Entries from a page text dataset:
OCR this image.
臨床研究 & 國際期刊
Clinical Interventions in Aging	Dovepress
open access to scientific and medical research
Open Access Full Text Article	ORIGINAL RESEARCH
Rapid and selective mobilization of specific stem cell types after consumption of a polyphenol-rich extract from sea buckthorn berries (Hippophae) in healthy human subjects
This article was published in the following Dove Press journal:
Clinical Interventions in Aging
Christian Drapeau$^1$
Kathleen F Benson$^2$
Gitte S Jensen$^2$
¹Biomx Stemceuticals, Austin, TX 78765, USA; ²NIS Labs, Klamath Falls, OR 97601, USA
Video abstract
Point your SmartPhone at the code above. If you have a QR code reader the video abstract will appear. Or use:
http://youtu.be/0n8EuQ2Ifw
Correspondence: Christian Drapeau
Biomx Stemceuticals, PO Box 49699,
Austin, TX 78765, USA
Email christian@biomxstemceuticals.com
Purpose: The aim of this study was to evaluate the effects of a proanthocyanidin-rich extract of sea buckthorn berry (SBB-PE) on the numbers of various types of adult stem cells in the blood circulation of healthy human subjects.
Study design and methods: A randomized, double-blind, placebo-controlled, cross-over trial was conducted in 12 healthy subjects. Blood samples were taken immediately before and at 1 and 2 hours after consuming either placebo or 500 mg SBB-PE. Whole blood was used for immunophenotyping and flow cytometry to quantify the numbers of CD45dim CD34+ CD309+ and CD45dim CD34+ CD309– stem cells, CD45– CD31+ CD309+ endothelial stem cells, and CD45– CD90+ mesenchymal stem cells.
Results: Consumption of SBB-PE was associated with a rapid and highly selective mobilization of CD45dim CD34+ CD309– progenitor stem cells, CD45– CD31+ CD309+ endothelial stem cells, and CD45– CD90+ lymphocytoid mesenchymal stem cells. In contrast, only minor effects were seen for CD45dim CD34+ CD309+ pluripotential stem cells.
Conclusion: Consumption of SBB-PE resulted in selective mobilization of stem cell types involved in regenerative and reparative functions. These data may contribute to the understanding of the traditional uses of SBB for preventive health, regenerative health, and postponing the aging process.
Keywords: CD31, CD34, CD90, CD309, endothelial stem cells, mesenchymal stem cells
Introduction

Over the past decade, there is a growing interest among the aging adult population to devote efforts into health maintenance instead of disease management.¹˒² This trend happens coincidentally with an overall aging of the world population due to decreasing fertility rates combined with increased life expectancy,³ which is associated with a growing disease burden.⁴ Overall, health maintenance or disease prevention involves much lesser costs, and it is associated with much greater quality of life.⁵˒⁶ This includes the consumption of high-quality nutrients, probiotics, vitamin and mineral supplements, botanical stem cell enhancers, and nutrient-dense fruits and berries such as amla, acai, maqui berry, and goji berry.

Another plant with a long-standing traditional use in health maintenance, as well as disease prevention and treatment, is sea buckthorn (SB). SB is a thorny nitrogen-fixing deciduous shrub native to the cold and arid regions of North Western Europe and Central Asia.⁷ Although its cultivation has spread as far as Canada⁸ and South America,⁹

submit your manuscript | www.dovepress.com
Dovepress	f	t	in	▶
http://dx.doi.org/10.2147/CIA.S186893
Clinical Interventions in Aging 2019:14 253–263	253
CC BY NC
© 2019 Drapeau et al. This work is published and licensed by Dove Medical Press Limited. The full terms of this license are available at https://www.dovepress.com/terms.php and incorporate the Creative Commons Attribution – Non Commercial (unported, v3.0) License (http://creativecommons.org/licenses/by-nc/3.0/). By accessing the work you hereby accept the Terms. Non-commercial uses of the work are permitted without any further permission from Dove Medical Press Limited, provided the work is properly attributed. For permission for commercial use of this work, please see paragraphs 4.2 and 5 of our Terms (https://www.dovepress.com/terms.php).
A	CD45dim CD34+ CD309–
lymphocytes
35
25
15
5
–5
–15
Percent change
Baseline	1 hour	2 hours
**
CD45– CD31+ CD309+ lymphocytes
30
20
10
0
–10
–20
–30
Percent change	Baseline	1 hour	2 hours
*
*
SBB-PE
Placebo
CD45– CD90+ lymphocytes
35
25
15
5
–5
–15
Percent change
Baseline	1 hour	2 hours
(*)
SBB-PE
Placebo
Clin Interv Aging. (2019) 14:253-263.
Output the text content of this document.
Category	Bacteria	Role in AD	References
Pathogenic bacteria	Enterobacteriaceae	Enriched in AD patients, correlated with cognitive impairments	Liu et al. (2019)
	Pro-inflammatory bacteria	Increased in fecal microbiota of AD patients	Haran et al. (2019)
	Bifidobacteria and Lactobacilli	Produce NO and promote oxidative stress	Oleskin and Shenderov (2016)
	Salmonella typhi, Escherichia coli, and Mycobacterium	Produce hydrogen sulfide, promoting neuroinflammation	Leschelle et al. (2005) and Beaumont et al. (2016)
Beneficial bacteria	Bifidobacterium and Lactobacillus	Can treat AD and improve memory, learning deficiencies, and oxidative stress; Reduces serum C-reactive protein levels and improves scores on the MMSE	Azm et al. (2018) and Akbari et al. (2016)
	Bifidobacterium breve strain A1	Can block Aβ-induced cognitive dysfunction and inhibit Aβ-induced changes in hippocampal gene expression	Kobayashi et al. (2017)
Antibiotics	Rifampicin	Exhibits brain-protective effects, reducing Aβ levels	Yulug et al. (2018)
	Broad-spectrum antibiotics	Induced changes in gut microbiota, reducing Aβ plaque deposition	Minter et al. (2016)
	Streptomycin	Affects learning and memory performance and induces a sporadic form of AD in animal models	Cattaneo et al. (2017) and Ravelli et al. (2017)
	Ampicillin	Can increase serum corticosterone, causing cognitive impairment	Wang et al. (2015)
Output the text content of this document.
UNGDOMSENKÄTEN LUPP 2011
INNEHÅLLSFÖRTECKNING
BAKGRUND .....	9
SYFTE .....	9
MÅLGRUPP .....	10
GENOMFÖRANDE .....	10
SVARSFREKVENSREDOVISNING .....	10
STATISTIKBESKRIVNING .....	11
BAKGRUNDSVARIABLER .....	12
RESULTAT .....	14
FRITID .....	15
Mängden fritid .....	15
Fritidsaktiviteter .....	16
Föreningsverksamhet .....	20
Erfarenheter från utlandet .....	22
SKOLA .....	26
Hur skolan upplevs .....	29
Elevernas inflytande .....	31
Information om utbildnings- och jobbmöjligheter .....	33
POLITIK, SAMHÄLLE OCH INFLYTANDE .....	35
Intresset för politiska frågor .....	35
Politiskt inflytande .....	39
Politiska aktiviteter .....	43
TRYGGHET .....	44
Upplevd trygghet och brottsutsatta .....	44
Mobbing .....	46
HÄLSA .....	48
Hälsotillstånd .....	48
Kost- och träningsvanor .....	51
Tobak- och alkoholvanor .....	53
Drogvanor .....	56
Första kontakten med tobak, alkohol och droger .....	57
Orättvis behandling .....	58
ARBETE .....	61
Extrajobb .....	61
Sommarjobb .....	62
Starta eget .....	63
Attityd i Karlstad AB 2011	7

_What is being asked:_
If a line in the records holds the string "changes", copy it.

_Task solution:_
	Bifidobacterium breve strain A1	Can block Aβ-induced cognitive dysfunction and inhibit Aβ-induced changes in hippocampal gene expression	Kobayashi et al. (2017)
	Broad-spectrum antibiotics	Induced changes in gut microbiota, reducing Aβ plaque deposition	Minter et al. (2016)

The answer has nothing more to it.